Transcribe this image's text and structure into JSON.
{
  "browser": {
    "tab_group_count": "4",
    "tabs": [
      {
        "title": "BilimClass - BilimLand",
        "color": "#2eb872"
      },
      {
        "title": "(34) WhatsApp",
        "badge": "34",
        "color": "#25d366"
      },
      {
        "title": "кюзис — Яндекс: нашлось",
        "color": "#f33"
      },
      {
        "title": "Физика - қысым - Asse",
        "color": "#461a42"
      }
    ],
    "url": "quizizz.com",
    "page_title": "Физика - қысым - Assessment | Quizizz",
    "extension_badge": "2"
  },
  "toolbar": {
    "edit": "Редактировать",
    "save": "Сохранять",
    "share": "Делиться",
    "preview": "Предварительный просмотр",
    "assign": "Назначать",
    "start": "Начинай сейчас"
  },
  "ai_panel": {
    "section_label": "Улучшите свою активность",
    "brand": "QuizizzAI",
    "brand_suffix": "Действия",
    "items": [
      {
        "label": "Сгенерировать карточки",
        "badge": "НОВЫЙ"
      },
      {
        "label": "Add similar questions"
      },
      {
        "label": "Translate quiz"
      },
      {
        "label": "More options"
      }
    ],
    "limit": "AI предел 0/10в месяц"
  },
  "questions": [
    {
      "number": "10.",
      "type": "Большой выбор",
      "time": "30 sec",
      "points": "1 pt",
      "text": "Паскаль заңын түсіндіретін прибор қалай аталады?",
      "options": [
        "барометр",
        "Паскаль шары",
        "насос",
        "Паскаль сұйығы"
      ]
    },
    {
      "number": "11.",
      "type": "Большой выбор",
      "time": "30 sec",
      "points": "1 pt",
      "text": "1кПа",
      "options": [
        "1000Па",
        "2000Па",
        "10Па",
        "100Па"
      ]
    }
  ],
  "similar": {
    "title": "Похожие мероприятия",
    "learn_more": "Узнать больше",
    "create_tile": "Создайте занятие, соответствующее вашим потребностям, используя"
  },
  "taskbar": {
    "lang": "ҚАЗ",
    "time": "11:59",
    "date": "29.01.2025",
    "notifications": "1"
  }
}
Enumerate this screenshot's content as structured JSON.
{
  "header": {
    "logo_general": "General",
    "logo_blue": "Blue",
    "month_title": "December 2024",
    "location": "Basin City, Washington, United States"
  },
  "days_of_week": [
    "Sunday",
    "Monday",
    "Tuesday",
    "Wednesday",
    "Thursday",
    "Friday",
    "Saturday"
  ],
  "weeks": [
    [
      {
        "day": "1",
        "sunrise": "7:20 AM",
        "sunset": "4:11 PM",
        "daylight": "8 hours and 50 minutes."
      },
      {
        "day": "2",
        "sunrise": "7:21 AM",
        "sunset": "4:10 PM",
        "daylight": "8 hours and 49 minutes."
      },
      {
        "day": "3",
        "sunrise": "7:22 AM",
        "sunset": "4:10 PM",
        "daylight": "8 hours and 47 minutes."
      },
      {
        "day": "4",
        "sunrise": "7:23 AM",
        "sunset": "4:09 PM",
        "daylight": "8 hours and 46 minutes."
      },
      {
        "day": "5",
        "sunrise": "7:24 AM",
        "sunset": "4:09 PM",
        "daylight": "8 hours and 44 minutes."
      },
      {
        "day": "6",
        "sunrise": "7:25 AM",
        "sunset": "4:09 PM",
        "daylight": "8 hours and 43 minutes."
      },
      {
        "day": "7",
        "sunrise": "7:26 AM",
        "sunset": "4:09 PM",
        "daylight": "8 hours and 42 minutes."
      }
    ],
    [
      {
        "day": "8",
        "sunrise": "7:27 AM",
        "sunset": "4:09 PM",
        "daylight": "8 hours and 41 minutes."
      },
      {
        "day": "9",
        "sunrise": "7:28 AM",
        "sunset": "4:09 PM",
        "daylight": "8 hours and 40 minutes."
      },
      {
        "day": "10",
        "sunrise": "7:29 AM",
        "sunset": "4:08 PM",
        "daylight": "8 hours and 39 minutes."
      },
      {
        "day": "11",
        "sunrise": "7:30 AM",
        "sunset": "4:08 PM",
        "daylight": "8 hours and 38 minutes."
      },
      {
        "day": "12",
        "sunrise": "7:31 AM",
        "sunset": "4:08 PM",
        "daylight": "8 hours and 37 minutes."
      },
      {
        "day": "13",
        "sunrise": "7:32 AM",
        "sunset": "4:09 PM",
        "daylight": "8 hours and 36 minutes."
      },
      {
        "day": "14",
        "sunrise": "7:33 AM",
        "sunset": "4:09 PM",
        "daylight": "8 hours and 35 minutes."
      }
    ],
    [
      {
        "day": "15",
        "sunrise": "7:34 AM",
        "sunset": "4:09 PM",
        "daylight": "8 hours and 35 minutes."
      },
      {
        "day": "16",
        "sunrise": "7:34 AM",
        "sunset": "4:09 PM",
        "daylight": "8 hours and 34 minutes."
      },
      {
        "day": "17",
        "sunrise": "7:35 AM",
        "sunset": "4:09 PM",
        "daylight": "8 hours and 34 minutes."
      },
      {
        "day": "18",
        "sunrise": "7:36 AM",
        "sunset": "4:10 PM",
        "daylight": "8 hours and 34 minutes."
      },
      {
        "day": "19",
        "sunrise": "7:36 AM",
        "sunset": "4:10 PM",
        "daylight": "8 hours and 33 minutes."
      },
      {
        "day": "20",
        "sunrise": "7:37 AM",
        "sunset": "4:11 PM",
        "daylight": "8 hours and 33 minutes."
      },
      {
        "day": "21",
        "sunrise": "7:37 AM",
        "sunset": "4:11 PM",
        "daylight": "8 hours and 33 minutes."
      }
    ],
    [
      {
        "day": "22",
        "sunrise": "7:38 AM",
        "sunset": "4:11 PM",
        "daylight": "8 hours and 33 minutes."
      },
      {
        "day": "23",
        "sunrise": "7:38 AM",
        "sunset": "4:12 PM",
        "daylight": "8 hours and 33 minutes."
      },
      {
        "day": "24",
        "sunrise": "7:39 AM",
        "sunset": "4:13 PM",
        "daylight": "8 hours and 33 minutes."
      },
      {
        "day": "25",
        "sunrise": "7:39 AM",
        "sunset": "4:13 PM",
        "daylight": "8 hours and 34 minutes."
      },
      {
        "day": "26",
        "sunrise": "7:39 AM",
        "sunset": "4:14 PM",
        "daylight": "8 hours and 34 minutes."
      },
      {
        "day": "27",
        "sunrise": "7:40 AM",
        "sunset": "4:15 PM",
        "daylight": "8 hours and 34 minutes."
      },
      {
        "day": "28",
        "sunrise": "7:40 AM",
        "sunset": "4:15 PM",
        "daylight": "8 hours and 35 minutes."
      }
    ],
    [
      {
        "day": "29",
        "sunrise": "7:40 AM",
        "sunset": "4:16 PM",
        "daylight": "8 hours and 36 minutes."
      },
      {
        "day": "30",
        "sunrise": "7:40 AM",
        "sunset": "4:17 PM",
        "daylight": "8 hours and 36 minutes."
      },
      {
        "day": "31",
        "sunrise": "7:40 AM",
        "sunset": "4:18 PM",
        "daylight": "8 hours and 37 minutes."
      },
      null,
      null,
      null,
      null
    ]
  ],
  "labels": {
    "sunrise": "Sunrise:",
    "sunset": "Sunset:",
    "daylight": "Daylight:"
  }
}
__________________________________________________
The task> Return all lines of the material above in which the word "this" occurs.

Full output>
Transcribe this image's text and structure into JSON.
Enumerate this screenshot's content as structured JSON.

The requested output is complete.